▶ Exercise requirements:
Reproduce the records below in full and without edits, omitting images.

▶ Dataset records:
□ □ □ □

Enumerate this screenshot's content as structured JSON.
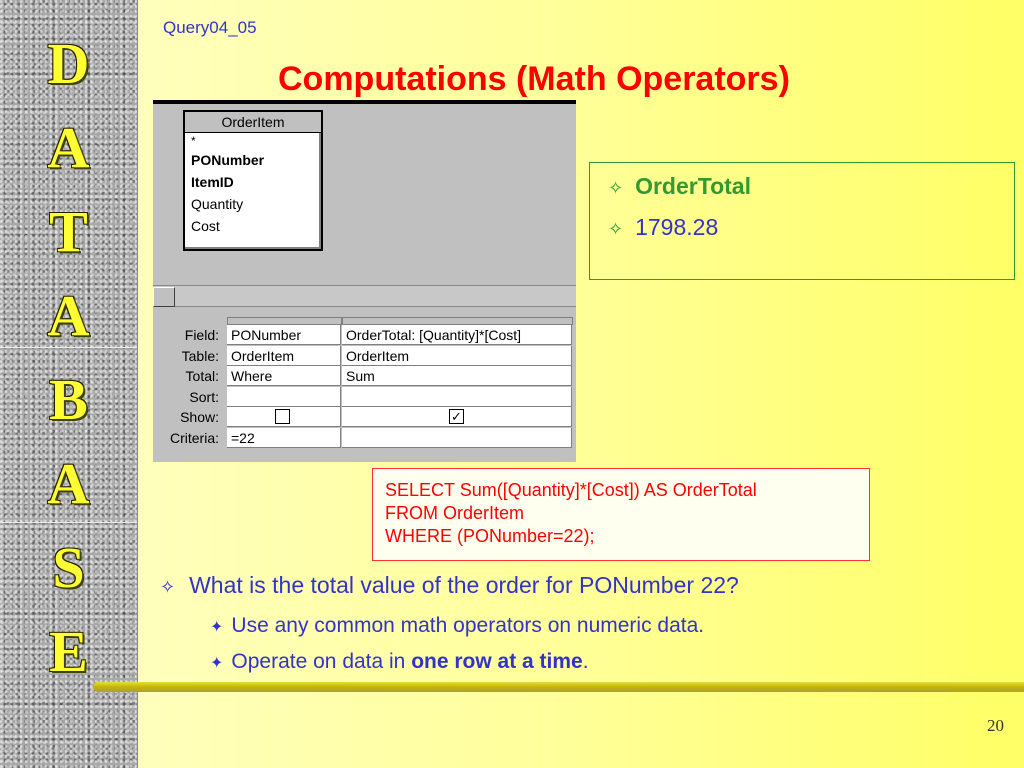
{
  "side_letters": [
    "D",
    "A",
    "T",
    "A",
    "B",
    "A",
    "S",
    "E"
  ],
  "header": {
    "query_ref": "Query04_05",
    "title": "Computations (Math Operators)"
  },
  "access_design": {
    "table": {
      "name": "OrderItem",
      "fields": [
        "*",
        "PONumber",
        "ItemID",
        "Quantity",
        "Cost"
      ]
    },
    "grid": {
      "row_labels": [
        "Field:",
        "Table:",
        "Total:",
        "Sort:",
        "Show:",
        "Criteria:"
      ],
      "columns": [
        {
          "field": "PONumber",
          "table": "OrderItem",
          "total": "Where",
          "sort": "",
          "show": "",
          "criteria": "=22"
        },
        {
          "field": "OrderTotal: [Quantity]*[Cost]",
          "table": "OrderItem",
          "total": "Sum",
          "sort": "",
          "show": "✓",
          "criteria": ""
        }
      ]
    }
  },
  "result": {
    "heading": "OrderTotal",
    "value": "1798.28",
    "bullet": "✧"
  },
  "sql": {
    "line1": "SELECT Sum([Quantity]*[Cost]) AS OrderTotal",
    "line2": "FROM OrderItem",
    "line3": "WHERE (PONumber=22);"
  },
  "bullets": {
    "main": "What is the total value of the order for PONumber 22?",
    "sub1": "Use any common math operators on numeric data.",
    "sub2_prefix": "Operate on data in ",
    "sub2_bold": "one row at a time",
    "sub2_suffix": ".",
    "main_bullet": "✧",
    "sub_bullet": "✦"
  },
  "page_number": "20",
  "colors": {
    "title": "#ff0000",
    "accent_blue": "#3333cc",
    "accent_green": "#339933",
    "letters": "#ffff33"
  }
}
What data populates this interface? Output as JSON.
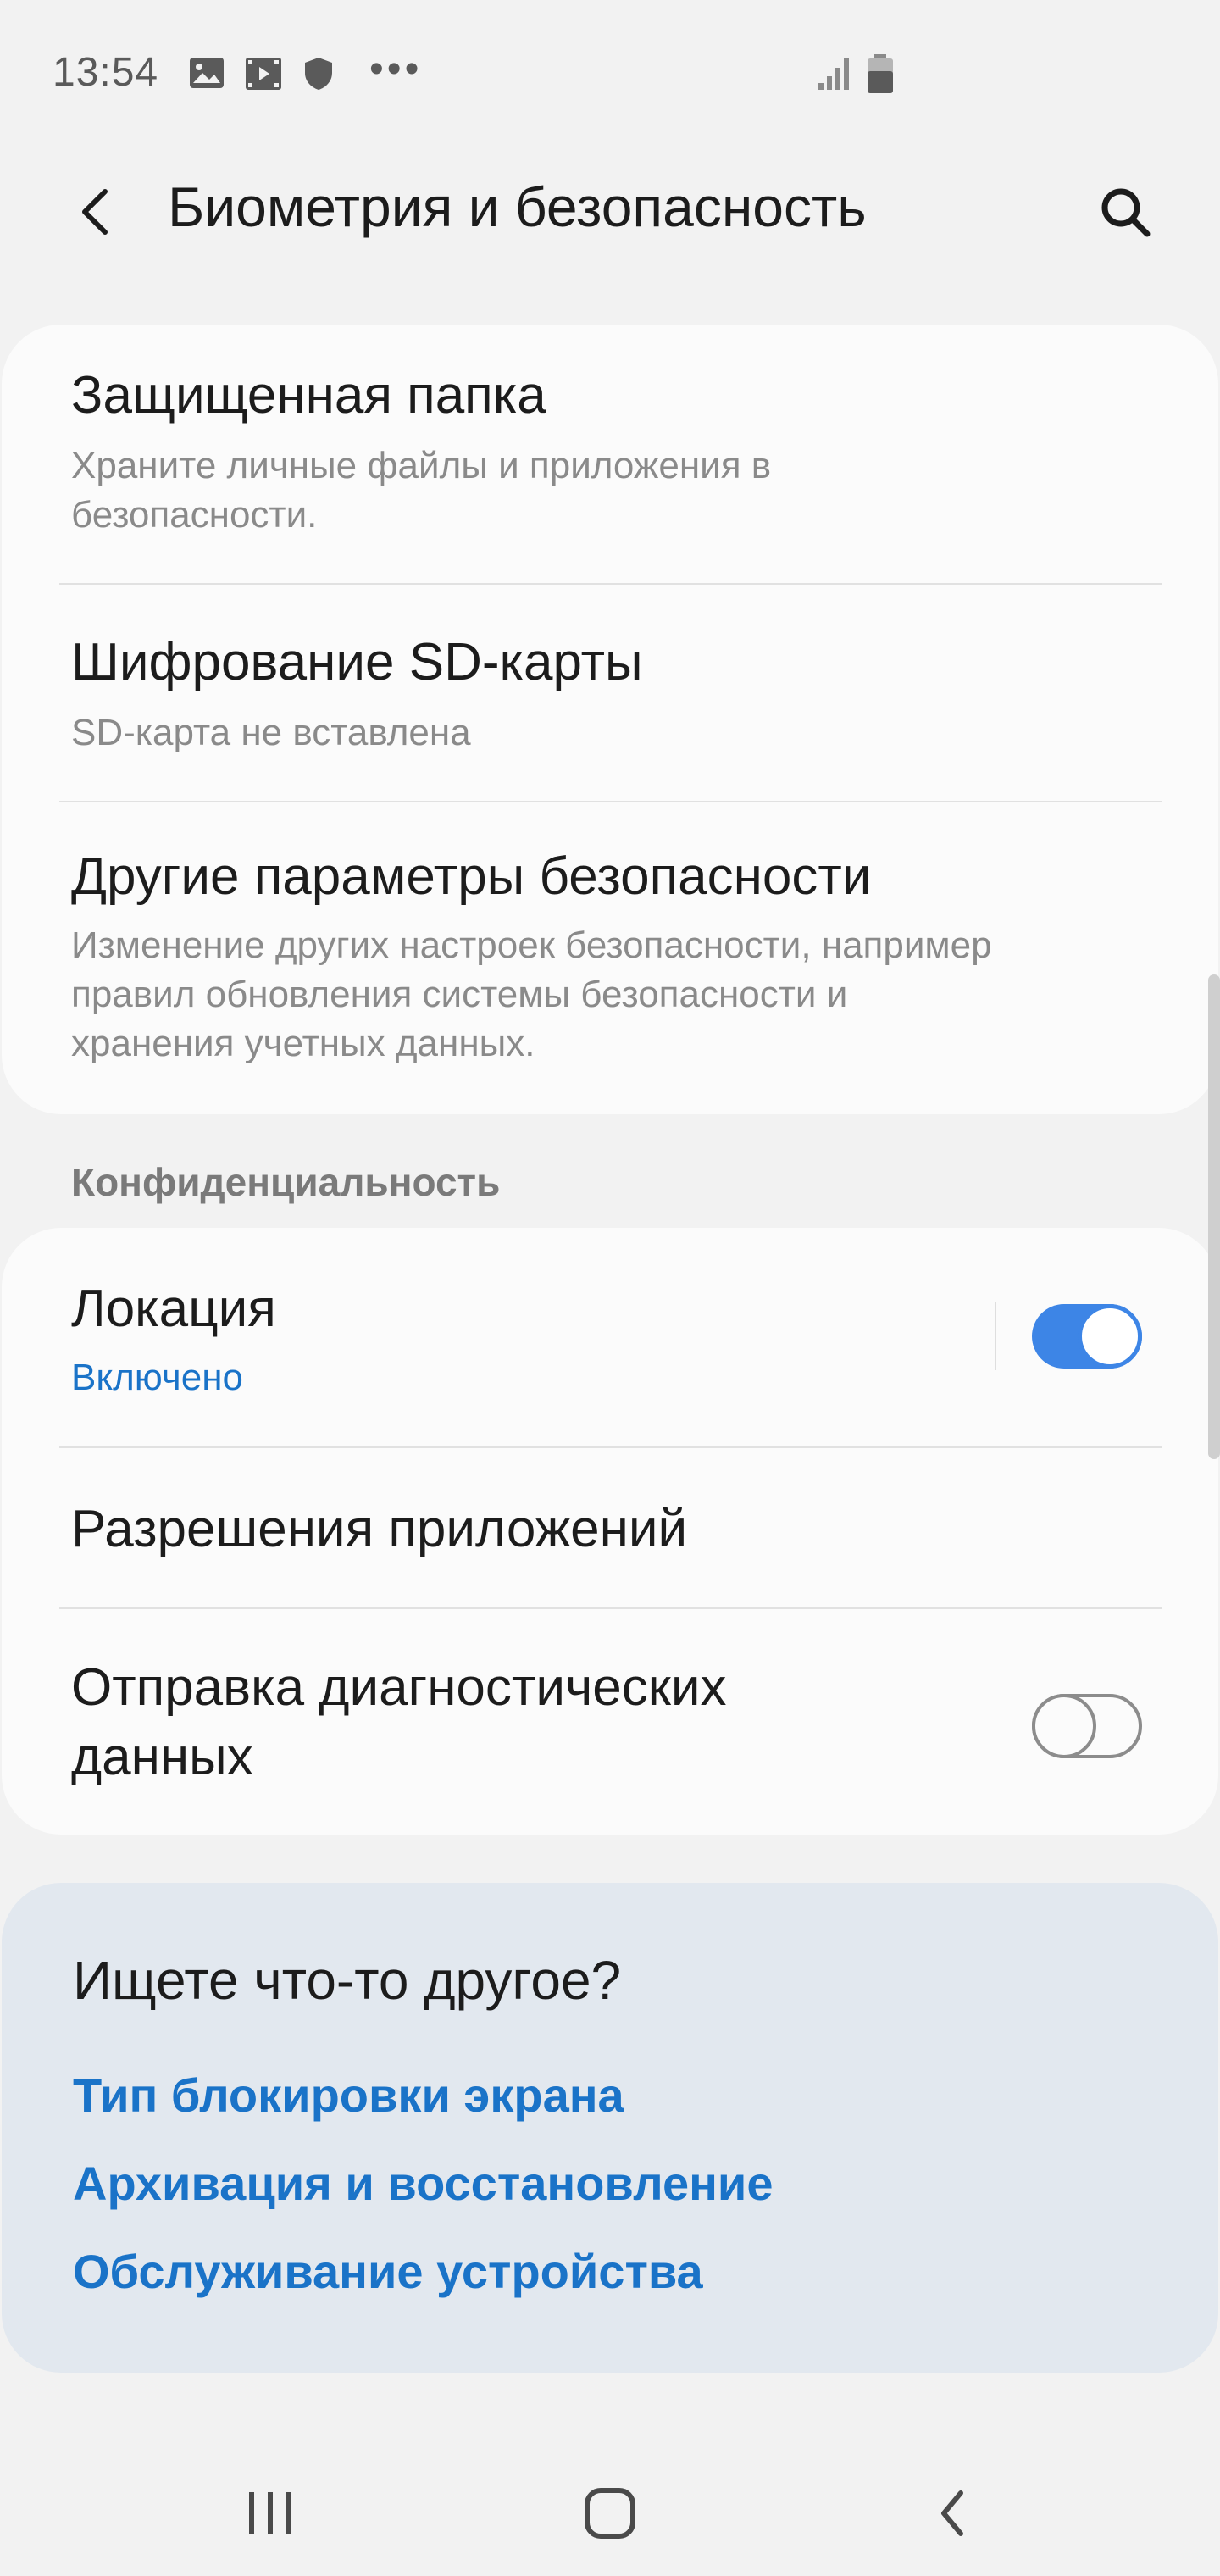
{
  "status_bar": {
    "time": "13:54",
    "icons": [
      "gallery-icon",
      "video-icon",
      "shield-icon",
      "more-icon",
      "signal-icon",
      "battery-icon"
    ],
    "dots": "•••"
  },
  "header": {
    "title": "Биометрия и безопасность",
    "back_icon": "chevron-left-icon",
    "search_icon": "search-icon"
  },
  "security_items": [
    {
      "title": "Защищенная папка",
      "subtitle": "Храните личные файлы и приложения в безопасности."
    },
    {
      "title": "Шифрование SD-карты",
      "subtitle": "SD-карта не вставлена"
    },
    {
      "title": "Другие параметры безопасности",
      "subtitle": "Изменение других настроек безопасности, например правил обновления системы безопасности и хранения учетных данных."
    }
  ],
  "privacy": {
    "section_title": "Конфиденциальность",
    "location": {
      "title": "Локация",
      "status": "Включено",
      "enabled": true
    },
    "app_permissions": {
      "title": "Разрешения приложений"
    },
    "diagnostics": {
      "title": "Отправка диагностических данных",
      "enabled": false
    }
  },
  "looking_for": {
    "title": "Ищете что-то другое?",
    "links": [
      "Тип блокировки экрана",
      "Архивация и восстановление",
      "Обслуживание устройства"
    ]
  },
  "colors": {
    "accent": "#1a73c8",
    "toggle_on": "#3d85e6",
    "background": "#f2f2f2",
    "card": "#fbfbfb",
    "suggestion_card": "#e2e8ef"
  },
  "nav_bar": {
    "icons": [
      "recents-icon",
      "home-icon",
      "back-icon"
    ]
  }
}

□ □ □ □

▶ Result:
Enumerate this screenshot's content as structured JSON.
{
  "side_letters": [
    "D",
    "A",
    "T",
    "A",
    "B",
    "A",
    "S",
    "E"
  ],
  "header": {
    "query_ref": "Query04_05",
    "title": "Computations (Math Operators)"
  },
  "access_design": {
    "table": {
      "name": "OrderItem",
      "fields": [
        "*",
        "PONumber",
        "ItemID",
        "Quantity",
        "Cost"
      ]
    },
    "grid": {
      "row_labels": [
        "Field:",
        "Table:",
        "Total:",
        "Sort:",
        "Show:",
        "Criteria:"
      ],
      "columns": [
        {
          "field": "PONumber",
          "table": "OrderItem",
          "total": "Where",
          "sort": "",
          "show": "",
          "criteria": "=22"
        },
        {
          "field": "OrderTotal: [Quantity]*[Cost]",
          "table": "OrderItem",
          "total": "Sum",
          "sort": "",
          "show": "✓",
          "criteria": ""
        }
      ]
    }
  },
  "result": {
    "heading": "OrderTotal",
    "value": "1798.28",
    "bullet": "✧"
  },
  "sql": {
    "line1": "SELECT Sum([Quantity]*[Cost]) AS OrderTotal",
    "line2": "FROM OrderItem",
    "line3": "WHERE (PONumber=22);"
  },
  "bullets": {
    "main": "What is the total value of the order for PONumber 22?",
    "sub1": "Use any common math operators on numeric data.",
    "sub2_prefix": "Operate on data in ",
    "sub2_bold": "one row at a time",
    "sub2_suffix": ".",
    "main_bullet": "✧",
    "sub_bullet": "✦"
  },
  "page_number": "20",
  "colors": {
    "title": "#ff0000",
    "accent_blue": "#3333cc",
    "accent_green": "#339933",
    "letters": "#ffff33"
  }
}
What data populates this interface? Output as JSON.
{
  "status_bar": {
    "time": "13:54",
    "icons": [
      "gallery-icon",
      "video-icon",
      "shield-icon",
      "more-icon",
      "signal-icon",
      "battery-icon"
    ],
    "dots": "•••"
  },
  "header": {
    "title": "Биометрия и безопасность",
    "back_icon": "chevron-left-icon",
    "search_icon": "search-icon"
  },
  "security_items": [
    {
      "title": "Защищенная папка",
      "subtitle": "Храните личные файлы и приложения в безопасности."
    },
    {
      "title": "Шифрование SD-карты",
      "subtitle": "SD-карта не вставлена"
    },
    {
      "title": "Другие параметры безопасности",
      "subtitle": "Изменение других настроек безопасности, например правил обновления системы безопасности и хранения учетных данных."
    }
  ],
  "privacy": {
    "section_title": "Конфиденциальность",
    "location": {
      "title": "Локация",
      "status": "Включено",
      "enabled": true
    },
    "app_permissions": {
      "title": "Разрешения приложений"
    },
    "diagnostics": {
      "title": "Отправка диагностических данных",
      "enabled": false
    }
  },
  "looking_for": {
    "title": "Ищете что-то другое?",
    "links": [
      "Тип блокировки экрана",
      "Архивация и восстановление",
      "Обслуживание устройства"
    ]
  },
  "colors": {
    "accent": "#1a73c8",
    "toggle_on": "#3d85e6",
    "background": "#f2f2f2",
    "card": "#fbfbfb",
    "suggestion_card": "#e2e8ef"
  },
  "nav_bar": {
    "icons": [
      "recents-icon",
      "home-icon",
      "back-icon"
    ]
  }
}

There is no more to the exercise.